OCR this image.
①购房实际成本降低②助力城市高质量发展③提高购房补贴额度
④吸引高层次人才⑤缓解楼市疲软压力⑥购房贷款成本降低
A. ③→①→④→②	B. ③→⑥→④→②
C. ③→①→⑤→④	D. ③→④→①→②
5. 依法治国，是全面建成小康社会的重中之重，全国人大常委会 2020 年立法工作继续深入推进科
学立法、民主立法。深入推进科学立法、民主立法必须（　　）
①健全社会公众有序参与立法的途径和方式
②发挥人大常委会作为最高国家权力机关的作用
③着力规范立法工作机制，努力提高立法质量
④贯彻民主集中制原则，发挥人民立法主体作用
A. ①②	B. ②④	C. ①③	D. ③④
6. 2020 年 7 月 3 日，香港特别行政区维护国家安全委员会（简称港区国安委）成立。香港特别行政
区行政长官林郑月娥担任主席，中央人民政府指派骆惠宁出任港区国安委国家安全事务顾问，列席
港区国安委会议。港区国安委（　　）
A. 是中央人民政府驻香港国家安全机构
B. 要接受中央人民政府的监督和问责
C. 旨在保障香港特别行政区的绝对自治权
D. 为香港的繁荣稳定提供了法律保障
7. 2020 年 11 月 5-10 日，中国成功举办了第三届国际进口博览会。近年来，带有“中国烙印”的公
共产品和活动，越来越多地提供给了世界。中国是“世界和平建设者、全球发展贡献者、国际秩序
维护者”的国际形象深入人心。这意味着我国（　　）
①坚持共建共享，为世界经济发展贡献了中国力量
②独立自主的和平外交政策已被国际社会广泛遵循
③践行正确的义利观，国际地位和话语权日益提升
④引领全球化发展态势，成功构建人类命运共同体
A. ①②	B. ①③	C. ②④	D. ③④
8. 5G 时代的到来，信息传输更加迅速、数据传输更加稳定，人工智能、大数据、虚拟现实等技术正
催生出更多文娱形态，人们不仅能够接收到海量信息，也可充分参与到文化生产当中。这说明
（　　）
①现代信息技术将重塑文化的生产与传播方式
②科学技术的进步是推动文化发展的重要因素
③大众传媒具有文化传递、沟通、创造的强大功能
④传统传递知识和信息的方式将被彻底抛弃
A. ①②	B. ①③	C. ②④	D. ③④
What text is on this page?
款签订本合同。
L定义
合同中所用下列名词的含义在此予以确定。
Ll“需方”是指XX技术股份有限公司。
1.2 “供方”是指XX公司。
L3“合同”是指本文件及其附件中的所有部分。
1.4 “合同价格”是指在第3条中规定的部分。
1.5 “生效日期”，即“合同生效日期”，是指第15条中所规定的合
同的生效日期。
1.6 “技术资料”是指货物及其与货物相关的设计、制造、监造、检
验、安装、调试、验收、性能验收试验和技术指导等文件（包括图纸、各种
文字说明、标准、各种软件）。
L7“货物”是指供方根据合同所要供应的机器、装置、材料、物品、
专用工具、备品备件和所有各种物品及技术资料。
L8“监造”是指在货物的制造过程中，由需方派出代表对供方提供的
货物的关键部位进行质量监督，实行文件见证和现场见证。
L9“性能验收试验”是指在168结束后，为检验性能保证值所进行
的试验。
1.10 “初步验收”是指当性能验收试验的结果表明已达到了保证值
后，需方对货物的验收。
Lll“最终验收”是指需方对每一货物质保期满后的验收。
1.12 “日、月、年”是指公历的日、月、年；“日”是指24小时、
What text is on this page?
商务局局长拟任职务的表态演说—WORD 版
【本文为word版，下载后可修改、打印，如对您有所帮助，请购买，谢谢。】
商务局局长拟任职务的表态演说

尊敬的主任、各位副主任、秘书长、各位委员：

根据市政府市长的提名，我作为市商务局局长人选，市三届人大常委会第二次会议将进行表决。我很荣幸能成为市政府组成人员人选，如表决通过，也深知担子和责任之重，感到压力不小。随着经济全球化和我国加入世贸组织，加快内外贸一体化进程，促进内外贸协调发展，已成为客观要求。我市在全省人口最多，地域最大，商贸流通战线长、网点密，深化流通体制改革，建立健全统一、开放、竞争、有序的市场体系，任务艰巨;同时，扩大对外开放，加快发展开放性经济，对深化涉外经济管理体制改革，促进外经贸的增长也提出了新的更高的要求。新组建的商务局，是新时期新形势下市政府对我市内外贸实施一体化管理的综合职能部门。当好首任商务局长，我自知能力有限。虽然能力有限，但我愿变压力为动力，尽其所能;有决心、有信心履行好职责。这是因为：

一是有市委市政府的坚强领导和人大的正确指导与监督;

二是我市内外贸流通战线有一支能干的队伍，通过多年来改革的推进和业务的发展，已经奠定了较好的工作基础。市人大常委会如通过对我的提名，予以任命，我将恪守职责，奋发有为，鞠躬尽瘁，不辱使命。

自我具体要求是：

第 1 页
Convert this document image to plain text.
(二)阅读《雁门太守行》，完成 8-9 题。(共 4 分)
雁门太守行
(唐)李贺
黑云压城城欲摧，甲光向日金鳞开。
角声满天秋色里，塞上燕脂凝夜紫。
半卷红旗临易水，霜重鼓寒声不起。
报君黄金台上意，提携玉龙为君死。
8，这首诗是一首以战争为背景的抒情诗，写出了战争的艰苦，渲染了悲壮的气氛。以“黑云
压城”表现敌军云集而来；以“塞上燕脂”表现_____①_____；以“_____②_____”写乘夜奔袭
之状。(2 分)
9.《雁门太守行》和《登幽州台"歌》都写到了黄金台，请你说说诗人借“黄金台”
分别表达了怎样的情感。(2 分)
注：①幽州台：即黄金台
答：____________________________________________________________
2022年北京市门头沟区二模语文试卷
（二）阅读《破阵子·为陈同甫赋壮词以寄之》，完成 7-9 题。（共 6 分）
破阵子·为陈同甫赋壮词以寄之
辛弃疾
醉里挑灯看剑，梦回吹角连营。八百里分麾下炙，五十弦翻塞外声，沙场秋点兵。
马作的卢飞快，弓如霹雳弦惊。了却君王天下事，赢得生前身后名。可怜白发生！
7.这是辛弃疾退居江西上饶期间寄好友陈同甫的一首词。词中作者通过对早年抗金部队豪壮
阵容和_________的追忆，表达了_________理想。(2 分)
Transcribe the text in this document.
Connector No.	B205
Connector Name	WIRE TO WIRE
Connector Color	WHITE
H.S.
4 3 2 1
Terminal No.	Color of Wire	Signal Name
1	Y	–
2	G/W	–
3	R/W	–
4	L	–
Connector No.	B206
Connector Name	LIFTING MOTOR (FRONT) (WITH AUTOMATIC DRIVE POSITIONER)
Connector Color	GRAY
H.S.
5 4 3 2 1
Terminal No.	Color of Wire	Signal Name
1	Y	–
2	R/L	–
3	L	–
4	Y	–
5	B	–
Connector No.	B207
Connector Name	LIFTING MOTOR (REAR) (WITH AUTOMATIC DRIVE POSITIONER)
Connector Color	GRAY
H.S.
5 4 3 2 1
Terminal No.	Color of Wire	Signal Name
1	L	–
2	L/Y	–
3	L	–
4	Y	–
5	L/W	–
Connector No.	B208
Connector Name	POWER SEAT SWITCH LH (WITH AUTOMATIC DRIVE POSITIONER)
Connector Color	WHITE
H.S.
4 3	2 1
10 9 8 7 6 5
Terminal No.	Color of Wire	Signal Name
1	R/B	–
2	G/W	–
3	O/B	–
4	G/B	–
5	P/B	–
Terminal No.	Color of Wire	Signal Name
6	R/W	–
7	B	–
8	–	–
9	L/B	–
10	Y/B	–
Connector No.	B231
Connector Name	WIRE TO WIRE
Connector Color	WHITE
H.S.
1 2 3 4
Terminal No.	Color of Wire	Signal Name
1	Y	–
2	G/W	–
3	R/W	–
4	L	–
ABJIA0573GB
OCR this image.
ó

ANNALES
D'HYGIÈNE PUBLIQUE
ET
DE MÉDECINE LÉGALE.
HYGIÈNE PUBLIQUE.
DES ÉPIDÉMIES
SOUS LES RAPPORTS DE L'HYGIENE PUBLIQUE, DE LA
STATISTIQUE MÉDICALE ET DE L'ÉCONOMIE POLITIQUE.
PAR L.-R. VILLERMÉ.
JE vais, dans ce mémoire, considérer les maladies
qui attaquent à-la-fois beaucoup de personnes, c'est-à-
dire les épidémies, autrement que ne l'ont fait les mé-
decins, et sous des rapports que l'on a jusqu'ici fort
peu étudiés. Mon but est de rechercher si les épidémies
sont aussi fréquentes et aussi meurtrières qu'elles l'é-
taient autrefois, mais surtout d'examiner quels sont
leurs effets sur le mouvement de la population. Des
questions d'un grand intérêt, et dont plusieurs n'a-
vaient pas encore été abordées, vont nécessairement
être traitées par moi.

## Stated exercise
Pick out each line containing "WITH" and report it.

## Response for this exercise
Connector Name	LIFTING MOTOR (FRONT) (WITH AUTOMATIC DRIVE POSITIONER)
Connector Name	LIFTING MOTOR (REAR) (WITH AUTOMATIC DRIVE POSITIONER)
Connector Name	POWER SEAT SWITCH LH (WITH AUTOMATIC DRIVE POSITIONER)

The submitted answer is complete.